# Items listed in a dataset:
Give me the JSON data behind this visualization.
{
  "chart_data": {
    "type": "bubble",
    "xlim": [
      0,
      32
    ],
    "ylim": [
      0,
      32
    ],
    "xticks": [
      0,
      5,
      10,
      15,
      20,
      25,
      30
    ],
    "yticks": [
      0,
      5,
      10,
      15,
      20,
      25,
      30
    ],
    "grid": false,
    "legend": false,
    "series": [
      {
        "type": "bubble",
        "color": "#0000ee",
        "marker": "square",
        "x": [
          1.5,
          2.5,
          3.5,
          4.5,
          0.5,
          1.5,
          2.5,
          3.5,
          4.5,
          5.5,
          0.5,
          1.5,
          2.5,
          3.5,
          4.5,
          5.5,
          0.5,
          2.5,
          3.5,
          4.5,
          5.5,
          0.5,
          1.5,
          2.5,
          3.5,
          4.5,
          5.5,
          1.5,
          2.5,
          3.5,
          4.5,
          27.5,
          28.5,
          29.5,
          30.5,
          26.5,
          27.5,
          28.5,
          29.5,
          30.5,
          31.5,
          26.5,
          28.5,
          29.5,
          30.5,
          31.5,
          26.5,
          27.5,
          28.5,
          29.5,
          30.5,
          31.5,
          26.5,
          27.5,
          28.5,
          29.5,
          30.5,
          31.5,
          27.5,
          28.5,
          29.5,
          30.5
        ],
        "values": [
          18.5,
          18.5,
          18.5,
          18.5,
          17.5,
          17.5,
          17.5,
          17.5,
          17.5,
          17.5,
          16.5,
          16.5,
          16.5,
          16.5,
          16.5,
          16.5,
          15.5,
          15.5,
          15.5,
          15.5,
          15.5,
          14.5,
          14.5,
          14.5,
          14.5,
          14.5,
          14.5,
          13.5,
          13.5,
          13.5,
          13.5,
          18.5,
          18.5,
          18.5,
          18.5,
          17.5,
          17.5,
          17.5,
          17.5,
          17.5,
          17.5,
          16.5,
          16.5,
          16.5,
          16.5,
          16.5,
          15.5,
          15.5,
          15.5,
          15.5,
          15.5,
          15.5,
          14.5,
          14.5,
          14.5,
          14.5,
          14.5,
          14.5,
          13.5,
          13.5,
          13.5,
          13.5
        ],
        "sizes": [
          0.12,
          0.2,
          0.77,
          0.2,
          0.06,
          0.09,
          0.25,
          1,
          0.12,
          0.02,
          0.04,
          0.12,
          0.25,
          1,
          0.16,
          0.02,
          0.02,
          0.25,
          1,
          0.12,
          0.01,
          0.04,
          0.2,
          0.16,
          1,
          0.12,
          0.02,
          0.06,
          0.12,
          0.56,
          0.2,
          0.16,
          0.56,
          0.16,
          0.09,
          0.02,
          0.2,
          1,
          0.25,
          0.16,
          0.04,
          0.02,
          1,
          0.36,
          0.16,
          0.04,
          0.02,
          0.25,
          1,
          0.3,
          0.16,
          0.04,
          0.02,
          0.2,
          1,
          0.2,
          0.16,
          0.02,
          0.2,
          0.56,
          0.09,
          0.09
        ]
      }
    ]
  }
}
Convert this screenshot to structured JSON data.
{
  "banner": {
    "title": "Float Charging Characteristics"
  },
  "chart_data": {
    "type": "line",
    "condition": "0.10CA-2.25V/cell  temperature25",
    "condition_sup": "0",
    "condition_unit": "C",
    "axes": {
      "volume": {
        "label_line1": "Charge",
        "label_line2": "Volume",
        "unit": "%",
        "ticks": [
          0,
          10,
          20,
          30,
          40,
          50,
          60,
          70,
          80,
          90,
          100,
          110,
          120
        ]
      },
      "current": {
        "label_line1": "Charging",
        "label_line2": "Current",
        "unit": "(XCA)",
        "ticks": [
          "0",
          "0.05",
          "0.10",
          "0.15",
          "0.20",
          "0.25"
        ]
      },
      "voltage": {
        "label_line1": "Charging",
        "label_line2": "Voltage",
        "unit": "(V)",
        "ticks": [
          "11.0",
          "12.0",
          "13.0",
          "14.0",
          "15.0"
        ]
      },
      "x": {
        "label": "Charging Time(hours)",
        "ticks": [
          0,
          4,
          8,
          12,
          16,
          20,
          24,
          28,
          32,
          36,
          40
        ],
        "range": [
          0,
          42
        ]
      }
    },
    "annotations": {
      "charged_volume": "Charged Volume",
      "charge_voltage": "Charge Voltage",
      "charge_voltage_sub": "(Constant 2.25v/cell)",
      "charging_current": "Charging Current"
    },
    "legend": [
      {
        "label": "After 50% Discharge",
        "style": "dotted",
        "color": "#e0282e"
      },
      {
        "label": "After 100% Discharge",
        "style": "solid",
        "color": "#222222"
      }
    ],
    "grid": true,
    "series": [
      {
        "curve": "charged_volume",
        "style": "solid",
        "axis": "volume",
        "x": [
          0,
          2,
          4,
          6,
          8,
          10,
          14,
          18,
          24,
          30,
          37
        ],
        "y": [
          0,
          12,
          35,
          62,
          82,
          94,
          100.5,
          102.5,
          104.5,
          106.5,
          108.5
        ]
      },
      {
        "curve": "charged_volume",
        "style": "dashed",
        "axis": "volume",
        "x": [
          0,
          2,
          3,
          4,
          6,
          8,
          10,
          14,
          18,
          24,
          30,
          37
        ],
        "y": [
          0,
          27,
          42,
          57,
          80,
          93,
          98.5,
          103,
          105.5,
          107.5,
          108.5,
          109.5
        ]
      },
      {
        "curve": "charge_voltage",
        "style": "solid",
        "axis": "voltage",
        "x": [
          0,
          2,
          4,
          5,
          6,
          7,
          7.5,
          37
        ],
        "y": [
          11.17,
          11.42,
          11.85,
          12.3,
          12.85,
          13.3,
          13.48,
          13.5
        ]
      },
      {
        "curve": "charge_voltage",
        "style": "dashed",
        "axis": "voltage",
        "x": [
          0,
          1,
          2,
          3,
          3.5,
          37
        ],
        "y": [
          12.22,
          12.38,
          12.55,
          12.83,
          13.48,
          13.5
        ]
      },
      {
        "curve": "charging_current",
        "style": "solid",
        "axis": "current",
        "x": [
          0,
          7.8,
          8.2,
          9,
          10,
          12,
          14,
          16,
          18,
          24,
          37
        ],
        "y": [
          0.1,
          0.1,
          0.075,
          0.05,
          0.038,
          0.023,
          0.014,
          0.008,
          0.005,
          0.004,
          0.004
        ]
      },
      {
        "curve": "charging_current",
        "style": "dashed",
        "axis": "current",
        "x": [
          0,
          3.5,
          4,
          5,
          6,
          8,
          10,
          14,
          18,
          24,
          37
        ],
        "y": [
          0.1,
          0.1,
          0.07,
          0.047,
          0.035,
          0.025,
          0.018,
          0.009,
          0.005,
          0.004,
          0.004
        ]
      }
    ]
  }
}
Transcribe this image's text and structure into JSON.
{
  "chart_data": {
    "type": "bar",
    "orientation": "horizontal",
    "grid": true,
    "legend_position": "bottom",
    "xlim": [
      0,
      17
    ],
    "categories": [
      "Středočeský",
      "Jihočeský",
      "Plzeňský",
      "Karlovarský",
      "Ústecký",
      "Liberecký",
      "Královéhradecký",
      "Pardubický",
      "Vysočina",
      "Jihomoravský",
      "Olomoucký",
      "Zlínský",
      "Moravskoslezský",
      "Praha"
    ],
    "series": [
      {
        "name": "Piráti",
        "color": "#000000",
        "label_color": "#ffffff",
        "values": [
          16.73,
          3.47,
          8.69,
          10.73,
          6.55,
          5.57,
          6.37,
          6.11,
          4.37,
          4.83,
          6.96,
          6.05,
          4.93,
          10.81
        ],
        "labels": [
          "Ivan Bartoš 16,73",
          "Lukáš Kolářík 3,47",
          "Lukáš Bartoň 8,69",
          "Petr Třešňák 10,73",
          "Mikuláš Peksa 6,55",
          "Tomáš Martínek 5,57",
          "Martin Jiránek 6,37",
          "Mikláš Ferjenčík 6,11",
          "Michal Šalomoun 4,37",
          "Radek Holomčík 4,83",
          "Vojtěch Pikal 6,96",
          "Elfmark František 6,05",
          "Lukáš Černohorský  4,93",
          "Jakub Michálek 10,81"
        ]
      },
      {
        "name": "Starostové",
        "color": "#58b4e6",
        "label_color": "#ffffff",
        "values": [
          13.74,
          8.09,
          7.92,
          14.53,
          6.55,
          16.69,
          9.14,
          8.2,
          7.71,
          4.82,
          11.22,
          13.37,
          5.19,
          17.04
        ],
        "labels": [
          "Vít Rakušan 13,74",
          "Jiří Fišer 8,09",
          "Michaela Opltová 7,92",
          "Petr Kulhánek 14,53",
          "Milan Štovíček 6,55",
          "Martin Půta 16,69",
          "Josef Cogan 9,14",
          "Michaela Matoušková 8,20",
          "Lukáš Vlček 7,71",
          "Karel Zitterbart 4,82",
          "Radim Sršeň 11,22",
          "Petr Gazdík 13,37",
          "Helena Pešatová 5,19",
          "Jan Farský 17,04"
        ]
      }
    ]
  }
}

# Stated goal:
Gather each line from the listing above that holds "this".

# Finished task:
Give me the JSON data behind this visualization.
Convert this screenshot to structured JSON data.
Transcribe this image's text and structure into JSON.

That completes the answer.